• [取り組む課題]:
• 1. 観劇の思い出を語った文章に出てくる劇場の名前を、すべて書き出しなさい。
• 2. 観劇の思い出を語った文章を、最後の文の後から書き継ぎなさい。

• [読解文]:
昔、演劇の公演にハマって、かなり観てました。
きっかけは2~30数年前のある日曜日、何とはなしにふらっと寄った下北沢の駅前劇場で上演中だった、関西の小劇団、立身出世劇場(主宰は関秀人)の東京公演。

これがめちゃくちゃ面白くて、それ以降、演劇の沼にハマり、かなりの数の有名無名劇団の舞台を観劇。日本一のコメディエンヌ、高田聖子さんの舞台などが好きでよく行きました。
主に小劇場演劇と、準商業演劇っていうのか、池袋サンシャイン劇場やシアター・アプル、本多劇場などキャパ多めの劇場を使う劇団公演が中心。商業演劇は森光子さんの『紙屋町さくらホテル』初演一本だけしか行ったことがない(この作品では劇場ロビーをふらふらしていた井上ひさし先生からサインをいただいた思い出がある)。

• [表示情報]:
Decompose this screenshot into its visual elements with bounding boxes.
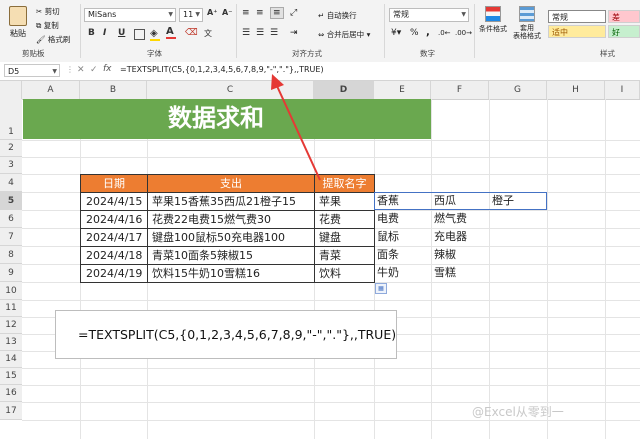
annotation-arrow bbox=[271, 74, 321, 181]
watermark: @Excel从零到一 bbox=[472, 405, 564, 419]
arrow-shaft bbox=[276, 85, 321, 181]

• [課題別の解答]:
• 1. 下北沢の駅前劇場、池袋サンシャイン劇場、シアター・アプル、本多劇場

• 2.
今の役柄からは想像もできないエキセントリックな
キレキャラだった惑星ピスタチオ佐々木蔵之介さん

しかしながら、まだ自らが舞台に立ちたいと思わなかったところに理性が残っていたのでしょう、観劇数が増えると共に、最初の立身出世劇場の体験に匹敵、凌駕する公演になかなか当たらないことに気が付いた。特に高いチケット代を取る準商業演劇に苦手意識が出てくる。○星○○○チオ、劇団新○○、キ○○○ル○○○ス、第○舞台などなど。
たまに心奪われる公演はあった(例えば惑○ピ○タ○○の耽美的な舞台『レコンキスタ』など)。でも、それ以外は演者さんたちのアツい芝居が感覚的に自分の中に入ってこない。舞台上は派手な立ち回りが繰り広げられているのに、ついつい寝てしまった公演もあったほど。
演劇にハマりはしましたが、結局は玉石混交・・・と書くのは失礼になるのでやめますが、作り手の想いが少なくとも自分まで響くことが少ないと気が付いたわけです。これは劇団や脚本家がどうと言っているわけではなく、自分の感性の問題。つまり実は演劇がそんなに好きじゃないかもしれないということ。未だに結論は出てませんが。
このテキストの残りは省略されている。